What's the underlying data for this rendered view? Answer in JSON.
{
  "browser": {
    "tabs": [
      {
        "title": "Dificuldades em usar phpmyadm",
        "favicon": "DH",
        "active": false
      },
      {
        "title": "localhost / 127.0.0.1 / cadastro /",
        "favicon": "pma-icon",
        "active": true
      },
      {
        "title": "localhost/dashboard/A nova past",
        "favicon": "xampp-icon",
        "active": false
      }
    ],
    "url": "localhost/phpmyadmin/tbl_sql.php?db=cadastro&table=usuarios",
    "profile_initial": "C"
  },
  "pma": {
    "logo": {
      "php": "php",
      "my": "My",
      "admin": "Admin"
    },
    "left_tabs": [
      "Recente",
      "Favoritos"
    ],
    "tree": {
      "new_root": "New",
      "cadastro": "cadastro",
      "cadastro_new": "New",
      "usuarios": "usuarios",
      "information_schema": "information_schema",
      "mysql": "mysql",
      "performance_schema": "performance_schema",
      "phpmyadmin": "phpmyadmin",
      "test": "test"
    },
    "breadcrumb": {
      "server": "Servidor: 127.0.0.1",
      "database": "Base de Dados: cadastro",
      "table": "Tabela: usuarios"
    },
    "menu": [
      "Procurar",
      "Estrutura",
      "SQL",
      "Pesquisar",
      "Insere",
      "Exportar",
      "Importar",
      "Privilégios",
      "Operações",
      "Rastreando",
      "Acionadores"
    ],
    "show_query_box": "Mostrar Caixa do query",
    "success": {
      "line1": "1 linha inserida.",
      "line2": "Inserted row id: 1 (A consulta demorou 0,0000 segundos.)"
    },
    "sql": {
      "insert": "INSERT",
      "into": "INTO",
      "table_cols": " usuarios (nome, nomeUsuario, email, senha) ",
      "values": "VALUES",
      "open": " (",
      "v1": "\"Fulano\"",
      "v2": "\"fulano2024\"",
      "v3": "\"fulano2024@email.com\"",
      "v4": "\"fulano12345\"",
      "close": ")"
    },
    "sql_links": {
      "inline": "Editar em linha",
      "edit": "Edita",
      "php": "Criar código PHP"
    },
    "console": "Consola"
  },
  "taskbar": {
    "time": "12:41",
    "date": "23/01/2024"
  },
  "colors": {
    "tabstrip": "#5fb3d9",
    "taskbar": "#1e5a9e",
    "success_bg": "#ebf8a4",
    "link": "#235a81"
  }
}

○ ○ ○ ○

DIRECTION
Look over the records above and copy each line that includes the string "favicon".

FINAL ANSWER
        "favicon": "DH",
        "favicon": "pma-icon",
        "favicon": "xampp-icon",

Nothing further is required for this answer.